Task to carry out
Go through each line of the records below and count those with the word "object"; give only the total.

[Data items]
****************

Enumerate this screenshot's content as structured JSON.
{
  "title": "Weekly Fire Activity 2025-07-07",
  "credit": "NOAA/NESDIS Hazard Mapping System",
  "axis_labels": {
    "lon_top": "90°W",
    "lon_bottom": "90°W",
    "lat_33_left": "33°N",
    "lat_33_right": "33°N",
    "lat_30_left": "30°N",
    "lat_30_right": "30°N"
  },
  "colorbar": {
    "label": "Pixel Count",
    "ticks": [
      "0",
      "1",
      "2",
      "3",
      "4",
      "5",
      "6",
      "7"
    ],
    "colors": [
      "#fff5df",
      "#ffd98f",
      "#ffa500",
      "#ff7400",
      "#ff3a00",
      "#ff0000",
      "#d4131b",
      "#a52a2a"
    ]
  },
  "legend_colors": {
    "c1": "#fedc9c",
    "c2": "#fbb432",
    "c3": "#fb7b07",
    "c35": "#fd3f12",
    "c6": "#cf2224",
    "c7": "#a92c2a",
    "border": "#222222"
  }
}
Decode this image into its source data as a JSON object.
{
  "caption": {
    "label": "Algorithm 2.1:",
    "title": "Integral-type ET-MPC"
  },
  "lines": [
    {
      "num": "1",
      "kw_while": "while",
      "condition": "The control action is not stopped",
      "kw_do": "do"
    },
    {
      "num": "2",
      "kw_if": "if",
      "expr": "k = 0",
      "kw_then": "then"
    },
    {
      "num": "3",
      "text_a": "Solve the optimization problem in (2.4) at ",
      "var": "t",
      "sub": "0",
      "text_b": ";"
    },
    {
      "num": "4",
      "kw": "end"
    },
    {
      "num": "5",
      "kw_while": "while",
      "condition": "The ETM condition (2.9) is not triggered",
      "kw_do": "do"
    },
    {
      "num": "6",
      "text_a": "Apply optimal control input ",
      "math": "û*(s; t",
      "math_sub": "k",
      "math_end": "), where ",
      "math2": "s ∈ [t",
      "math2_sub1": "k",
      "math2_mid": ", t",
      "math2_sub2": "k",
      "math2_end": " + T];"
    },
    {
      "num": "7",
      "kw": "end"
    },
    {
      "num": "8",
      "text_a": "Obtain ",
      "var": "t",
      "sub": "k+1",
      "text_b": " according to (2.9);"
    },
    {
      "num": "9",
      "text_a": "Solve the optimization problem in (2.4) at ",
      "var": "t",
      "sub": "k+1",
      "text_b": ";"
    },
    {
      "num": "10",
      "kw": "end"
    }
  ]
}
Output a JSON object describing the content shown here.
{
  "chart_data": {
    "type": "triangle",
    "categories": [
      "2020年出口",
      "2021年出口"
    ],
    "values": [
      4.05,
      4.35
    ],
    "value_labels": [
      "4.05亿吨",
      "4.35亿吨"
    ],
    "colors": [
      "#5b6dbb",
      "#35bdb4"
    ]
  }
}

****************

Task answer
2